Data shown -

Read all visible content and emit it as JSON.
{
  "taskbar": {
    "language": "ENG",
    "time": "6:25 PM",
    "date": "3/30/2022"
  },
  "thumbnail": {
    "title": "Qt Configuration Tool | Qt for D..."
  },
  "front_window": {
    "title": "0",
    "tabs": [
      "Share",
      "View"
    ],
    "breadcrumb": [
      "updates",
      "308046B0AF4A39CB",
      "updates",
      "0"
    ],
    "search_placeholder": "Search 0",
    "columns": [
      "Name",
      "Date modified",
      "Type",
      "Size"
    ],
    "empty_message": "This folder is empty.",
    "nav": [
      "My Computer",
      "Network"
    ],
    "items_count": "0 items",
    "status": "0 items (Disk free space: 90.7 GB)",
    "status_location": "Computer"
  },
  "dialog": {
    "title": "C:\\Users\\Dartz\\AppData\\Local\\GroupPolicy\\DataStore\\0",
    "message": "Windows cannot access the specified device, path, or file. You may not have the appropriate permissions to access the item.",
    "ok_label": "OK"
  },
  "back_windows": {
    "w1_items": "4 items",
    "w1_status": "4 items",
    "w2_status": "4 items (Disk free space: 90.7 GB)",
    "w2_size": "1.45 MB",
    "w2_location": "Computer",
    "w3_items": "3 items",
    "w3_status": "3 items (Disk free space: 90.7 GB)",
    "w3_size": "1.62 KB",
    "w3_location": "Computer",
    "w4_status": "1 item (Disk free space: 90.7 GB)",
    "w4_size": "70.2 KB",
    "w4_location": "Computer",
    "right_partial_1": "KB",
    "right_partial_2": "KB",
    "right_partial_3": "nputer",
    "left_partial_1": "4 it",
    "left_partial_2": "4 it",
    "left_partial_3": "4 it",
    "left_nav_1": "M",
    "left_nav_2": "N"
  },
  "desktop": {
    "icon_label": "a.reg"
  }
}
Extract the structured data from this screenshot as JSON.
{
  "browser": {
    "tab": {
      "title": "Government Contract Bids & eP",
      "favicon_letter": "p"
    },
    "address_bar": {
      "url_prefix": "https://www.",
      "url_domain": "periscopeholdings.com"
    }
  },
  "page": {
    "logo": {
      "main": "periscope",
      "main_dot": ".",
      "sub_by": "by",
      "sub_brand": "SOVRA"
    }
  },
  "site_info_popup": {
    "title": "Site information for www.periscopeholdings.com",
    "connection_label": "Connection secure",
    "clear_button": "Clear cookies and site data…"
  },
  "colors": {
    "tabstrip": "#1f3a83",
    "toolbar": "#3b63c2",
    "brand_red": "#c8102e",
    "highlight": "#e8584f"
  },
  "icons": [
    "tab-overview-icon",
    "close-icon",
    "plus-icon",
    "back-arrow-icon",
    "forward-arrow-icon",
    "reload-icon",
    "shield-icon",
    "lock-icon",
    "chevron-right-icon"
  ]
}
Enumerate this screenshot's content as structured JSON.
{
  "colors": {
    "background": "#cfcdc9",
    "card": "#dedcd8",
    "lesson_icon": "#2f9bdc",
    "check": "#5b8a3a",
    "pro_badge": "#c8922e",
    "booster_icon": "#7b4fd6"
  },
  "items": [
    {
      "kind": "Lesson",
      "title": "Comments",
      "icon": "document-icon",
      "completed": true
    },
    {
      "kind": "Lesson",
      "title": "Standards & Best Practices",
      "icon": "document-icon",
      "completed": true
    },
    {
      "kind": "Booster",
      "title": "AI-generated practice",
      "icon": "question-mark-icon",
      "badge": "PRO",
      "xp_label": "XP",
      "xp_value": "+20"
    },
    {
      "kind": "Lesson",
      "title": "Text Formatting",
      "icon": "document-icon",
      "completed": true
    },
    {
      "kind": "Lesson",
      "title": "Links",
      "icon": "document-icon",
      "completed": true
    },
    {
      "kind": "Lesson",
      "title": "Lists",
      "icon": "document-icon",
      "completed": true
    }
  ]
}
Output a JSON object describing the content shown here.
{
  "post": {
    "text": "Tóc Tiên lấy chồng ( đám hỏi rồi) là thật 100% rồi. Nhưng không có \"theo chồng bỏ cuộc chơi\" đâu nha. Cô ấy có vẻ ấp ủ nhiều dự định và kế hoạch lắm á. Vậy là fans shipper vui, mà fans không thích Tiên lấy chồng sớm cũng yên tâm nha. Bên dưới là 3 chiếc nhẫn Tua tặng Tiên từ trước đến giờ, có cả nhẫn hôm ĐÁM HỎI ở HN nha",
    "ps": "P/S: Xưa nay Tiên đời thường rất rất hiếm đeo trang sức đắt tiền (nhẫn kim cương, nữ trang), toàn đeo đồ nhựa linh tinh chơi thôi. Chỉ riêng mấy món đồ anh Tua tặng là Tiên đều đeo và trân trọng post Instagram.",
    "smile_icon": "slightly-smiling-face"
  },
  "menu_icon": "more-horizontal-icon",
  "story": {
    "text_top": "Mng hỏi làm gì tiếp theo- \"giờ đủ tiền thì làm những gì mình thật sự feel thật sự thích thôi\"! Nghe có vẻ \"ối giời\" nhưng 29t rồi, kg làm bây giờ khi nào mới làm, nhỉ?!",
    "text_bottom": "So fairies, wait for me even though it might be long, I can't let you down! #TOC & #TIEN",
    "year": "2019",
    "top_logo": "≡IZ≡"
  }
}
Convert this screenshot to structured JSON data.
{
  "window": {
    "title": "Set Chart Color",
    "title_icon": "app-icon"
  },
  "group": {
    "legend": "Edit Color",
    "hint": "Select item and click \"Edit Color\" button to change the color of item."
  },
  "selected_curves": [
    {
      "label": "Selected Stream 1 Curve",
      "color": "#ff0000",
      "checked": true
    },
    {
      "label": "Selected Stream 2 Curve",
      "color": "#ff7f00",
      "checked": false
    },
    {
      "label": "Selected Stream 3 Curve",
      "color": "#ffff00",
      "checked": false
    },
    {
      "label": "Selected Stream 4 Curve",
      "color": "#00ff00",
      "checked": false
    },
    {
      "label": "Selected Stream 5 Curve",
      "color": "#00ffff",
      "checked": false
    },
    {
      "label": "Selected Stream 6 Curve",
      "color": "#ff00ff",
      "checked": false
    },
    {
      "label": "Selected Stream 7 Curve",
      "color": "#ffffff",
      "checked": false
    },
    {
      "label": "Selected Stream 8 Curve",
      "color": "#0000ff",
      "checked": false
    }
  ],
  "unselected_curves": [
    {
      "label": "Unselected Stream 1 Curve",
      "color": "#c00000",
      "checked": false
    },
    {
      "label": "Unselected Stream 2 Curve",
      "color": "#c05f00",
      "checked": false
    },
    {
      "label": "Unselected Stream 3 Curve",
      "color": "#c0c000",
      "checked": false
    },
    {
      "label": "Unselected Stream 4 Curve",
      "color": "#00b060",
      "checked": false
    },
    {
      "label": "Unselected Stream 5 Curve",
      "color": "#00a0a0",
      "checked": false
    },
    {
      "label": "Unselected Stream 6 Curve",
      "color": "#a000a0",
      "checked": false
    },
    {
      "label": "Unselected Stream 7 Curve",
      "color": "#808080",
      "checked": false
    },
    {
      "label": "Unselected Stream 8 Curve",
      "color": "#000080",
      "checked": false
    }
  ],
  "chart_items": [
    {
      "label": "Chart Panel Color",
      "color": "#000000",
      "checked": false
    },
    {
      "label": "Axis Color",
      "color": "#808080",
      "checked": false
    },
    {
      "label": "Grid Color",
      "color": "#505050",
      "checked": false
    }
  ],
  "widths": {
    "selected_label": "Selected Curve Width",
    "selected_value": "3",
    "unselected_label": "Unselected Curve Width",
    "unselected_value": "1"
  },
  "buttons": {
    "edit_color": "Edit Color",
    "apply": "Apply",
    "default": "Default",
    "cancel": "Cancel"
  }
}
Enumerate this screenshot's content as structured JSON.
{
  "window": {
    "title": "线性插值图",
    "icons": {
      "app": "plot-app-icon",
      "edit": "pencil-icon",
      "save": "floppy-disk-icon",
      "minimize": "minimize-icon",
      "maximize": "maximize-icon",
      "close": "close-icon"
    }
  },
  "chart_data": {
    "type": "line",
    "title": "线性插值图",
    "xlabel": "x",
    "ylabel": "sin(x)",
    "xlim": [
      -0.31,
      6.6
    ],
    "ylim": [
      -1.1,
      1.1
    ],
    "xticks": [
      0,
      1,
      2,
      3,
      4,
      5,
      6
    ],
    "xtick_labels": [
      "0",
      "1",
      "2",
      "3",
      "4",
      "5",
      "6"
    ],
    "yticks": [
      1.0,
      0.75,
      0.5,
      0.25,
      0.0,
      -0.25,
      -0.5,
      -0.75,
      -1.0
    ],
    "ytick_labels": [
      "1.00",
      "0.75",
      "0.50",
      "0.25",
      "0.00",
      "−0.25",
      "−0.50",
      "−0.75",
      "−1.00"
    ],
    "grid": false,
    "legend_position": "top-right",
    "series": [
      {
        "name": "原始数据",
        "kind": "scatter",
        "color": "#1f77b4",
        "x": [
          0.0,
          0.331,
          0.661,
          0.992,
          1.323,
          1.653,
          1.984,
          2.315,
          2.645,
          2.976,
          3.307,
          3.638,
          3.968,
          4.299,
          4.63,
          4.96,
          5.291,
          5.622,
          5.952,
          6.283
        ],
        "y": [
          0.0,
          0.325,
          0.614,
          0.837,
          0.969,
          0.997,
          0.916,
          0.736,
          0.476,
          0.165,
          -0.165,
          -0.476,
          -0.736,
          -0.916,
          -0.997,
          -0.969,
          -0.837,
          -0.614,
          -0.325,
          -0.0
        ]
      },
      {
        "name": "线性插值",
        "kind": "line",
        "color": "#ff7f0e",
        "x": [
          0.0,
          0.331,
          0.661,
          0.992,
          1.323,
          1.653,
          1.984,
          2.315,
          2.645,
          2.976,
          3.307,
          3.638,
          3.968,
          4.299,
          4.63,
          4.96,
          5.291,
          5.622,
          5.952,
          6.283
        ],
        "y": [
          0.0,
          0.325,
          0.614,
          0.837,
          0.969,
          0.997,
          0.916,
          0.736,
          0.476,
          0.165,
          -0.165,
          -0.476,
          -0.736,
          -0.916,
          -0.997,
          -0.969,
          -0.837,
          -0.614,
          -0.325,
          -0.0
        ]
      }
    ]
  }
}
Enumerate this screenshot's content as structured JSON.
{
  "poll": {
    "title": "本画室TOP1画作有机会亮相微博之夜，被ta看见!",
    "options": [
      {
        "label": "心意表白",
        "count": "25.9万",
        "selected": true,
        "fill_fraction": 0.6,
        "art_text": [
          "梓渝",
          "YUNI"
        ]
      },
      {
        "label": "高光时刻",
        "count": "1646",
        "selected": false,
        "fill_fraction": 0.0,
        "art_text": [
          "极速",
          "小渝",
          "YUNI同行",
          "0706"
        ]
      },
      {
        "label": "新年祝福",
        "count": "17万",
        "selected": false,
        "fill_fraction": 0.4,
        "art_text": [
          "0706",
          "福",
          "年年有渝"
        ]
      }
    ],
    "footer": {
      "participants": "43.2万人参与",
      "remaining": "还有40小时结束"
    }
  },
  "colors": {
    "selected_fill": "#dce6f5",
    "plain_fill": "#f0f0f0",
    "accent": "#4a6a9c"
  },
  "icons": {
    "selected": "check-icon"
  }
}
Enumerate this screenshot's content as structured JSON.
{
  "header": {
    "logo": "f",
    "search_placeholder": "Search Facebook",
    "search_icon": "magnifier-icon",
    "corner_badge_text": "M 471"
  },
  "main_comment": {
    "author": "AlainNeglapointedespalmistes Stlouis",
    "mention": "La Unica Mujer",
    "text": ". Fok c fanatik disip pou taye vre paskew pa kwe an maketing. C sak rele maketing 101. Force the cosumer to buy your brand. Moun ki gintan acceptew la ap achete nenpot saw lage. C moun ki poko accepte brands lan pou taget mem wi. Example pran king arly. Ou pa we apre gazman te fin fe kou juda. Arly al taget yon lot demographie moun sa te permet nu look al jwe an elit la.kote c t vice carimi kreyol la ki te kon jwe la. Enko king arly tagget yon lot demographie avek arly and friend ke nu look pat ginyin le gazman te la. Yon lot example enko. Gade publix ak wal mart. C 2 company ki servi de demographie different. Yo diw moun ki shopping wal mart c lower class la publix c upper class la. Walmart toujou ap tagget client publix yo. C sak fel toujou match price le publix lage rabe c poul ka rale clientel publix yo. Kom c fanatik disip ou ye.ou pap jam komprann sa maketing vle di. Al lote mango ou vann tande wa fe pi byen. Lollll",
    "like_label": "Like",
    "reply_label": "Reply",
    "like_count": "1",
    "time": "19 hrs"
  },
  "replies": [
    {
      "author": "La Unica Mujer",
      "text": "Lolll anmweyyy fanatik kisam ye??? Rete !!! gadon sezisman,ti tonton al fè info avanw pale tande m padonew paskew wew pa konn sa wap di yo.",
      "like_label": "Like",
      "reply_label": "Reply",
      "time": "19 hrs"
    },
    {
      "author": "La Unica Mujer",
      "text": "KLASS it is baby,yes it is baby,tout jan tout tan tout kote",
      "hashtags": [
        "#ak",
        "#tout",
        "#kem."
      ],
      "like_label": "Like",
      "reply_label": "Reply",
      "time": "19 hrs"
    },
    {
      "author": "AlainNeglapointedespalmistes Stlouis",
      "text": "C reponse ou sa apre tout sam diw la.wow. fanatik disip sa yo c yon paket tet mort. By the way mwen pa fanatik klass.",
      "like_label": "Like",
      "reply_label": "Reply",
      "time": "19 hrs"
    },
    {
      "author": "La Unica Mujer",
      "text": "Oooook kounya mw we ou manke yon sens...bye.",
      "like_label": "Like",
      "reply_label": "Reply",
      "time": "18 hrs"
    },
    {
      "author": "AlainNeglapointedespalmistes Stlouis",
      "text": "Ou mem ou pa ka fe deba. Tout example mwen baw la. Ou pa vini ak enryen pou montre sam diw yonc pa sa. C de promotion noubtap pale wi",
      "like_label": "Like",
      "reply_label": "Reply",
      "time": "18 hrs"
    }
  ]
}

Stated exercise - List all lines from the entries that include the word "theo".

Reply to the exercise -
    "text": "Tóc Tiên lấy chồng ( đám hỏi rồi) là thật 100% rồi. Nhưng không có \"theo chồng bỏ cuộc chơi\" đâu nha. Cô ấy có vẻ ấp ủ nhiều dự định và kế hoạch lắm á. Vậy là fans shipper vui, mà fans không thích Tiên lấy chồng sớm cũng yên tâm nha. Bên dưới là 3 chiếc nhẫn Tua tặng Tiên từ trước đến giờ, có cả nhẫn hôm ĐÁM HỎI ở HN nha",
    "text_top": "Mng hỏi làm gì tiếp theo- \"giờ đủ tiền thì làm những gì mình thật sự feel thật sự thích thôi\"! Nghe có vẻ \"ối giời\" nhưng 29t rồi, kg làm bây giờ khi nào mới làm, nhỉ?!",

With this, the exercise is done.